MATERIAL TO PROCESS =>
────────

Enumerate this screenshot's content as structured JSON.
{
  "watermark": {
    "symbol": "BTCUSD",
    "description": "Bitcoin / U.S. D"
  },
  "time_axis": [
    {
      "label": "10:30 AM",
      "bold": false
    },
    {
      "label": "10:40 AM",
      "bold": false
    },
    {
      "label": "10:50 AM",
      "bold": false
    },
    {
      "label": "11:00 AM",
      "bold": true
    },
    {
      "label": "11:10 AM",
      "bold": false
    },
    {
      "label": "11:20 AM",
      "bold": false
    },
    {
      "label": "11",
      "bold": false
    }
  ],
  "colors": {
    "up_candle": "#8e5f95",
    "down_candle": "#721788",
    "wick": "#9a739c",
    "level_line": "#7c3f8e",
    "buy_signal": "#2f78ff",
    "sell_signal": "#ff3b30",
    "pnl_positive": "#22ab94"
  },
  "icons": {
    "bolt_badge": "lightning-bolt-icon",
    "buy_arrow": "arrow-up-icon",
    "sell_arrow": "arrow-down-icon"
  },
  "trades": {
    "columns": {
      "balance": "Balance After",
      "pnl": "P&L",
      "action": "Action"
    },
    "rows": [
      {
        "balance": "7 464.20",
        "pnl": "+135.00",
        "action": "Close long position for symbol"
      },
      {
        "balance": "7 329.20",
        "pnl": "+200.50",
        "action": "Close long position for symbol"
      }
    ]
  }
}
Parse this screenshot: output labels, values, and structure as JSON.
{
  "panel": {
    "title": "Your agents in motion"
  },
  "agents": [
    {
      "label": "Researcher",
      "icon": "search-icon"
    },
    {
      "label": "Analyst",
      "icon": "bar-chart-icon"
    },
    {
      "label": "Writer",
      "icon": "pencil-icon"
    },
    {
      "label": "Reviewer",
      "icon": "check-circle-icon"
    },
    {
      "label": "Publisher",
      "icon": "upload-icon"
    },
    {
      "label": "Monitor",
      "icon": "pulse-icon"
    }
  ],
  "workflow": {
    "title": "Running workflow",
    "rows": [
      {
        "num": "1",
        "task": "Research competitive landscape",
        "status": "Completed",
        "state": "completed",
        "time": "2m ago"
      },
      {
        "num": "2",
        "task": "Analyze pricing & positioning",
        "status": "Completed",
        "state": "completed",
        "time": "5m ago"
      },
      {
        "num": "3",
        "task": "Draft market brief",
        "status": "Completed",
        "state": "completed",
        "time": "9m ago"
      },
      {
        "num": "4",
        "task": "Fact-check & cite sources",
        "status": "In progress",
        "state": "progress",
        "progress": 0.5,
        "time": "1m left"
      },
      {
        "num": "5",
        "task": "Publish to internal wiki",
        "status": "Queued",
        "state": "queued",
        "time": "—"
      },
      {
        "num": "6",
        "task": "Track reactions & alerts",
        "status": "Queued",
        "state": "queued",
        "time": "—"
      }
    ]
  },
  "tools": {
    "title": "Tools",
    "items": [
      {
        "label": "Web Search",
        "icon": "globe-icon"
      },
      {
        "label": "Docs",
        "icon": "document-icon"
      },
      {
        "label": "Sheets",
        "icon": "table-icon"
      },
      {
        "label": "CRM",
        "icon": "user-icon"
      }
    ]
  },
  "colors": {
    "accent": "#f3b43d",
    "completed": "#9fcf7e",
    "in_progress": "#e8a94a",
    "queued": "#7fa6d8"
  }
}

────────

GOAL OF THE EXERCISE => State how many lines of the listing above hold the word "title", with nothing but the number.

EXERCISE OUTPUT => 3